[Stored data]
—————

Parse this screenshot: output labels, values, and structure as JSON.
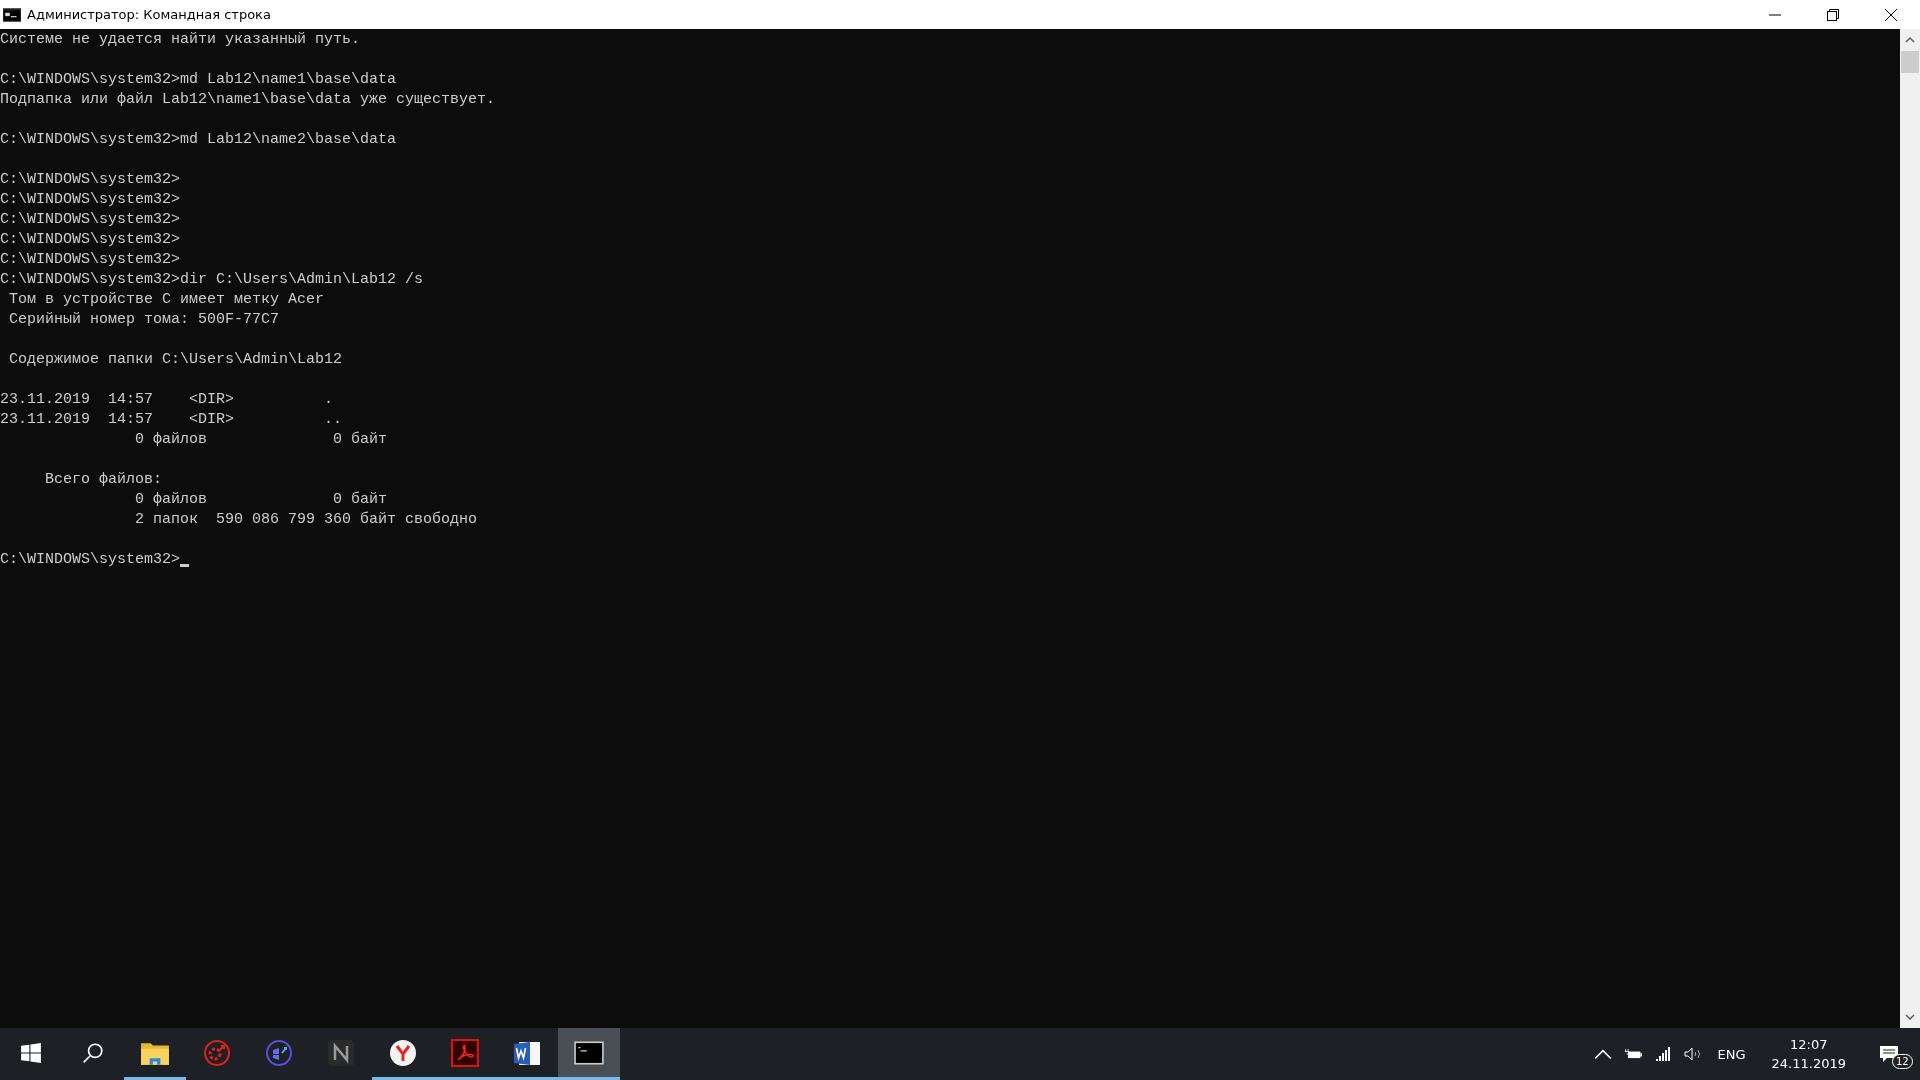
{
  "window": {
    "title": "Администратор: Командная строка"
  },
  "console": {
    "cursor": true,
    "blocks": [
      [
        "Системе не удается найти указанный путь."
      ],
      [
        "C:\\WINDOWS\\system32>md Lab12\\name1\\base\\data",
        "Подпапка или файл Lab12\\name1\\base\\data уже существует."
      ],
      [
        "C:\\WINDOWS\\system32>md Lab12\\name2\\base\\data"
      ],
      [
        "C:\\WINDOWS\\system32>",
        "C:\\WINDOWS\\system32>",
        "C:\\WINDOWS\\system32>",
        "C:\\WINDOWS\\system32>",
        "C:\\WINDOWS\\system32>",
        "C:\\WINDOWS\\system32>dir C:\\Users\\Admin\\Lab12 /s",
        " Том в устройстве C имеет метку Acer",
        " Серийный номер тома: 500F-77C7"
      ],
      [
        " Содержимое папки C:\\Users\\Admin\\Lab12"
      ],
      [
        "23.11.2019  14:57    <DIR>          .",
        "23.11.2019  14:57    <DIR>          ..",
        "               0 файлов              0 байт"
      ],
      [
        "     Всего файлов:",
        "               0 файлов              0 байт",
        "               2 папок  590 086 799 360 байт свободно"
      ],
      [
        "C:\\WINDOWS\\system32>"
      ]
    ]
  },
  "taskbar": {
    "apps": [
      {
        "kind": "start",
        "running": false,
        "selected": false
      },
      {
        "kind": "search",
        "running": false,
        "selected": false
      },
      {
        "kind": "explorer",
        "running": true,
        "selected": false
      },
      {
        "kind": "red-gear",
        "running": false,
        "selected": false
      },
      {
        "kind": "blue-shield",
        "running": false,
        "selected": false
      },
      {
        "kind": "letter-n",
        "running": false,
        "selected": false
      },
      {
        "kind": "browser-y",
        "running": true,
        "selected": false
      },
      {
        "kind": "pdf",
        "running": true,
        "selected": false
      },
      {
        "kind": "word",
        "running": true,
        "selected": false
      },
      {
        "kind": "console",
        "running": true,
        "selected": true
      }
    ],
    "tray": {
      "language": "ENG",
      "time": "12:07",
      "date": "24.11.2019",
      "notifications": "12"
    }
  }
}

—————

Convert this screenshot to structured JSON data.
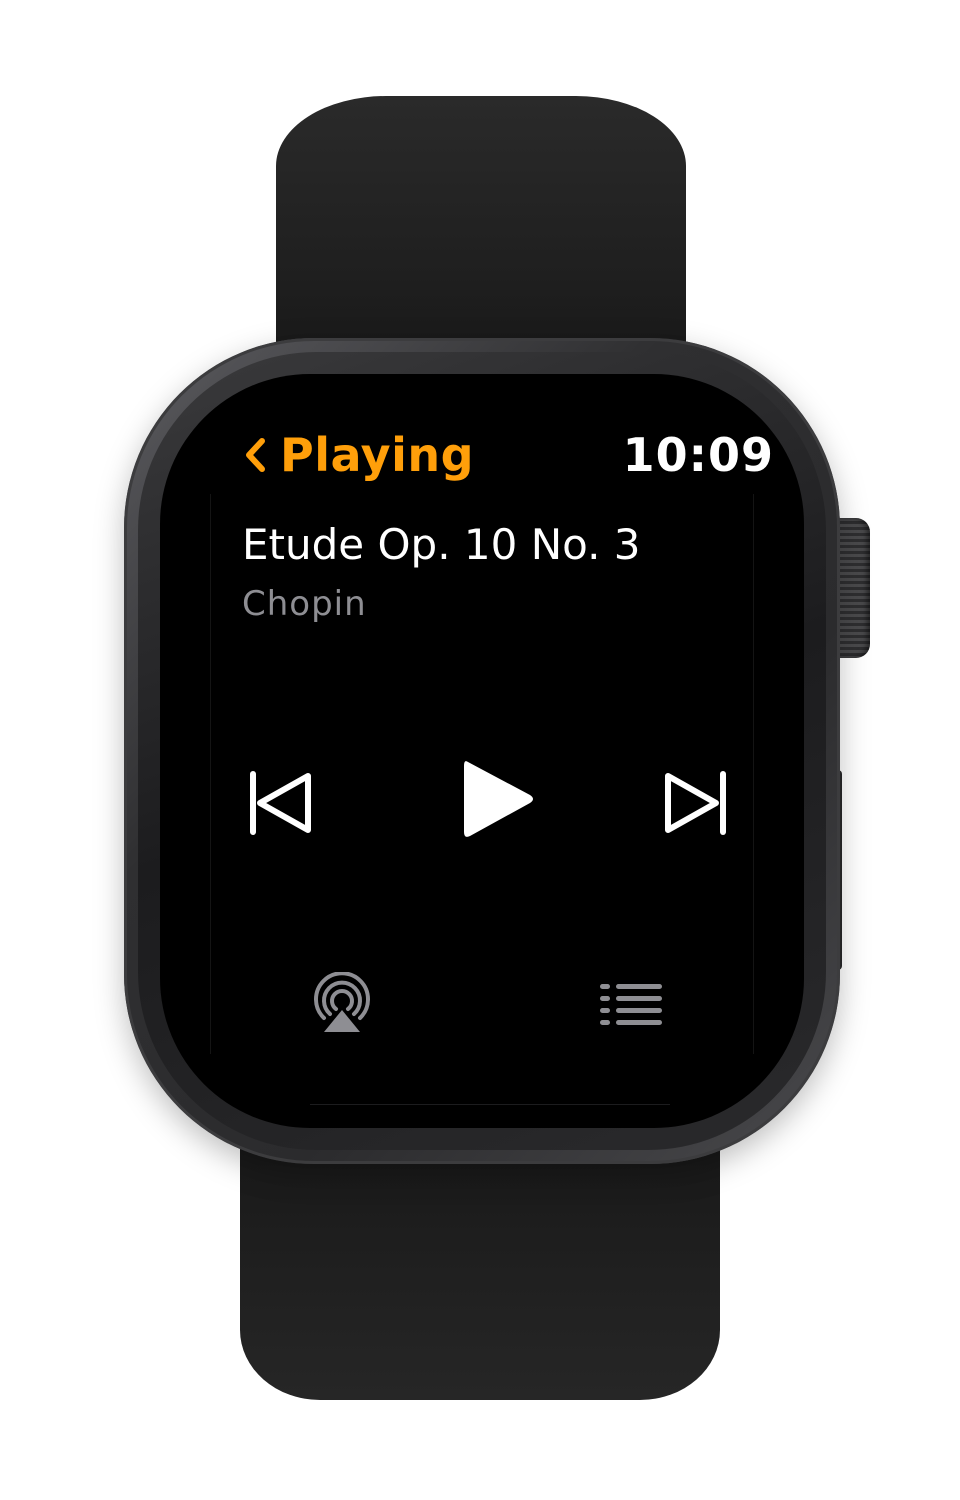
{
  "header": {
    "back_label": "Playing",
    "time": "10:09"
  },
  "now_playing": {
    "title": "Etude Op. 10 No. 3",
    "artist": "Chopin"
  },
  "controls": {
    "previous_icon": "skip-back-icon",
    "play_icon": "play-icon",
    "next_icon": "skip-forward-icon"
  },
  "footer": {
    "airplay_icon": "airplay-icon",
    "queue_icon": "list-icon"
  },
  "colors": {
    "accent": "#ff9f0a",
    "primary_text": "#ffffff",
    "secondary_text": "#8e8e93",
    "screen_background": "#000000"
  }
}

—————

• [PROMPT]
Return every line above in which the string "файлов" occurs.

• [EXERCISE SOLUTION]
        "               0 файлов              0 байт"
        "     Всего файлов:",
        "               0 файлов              0 байт",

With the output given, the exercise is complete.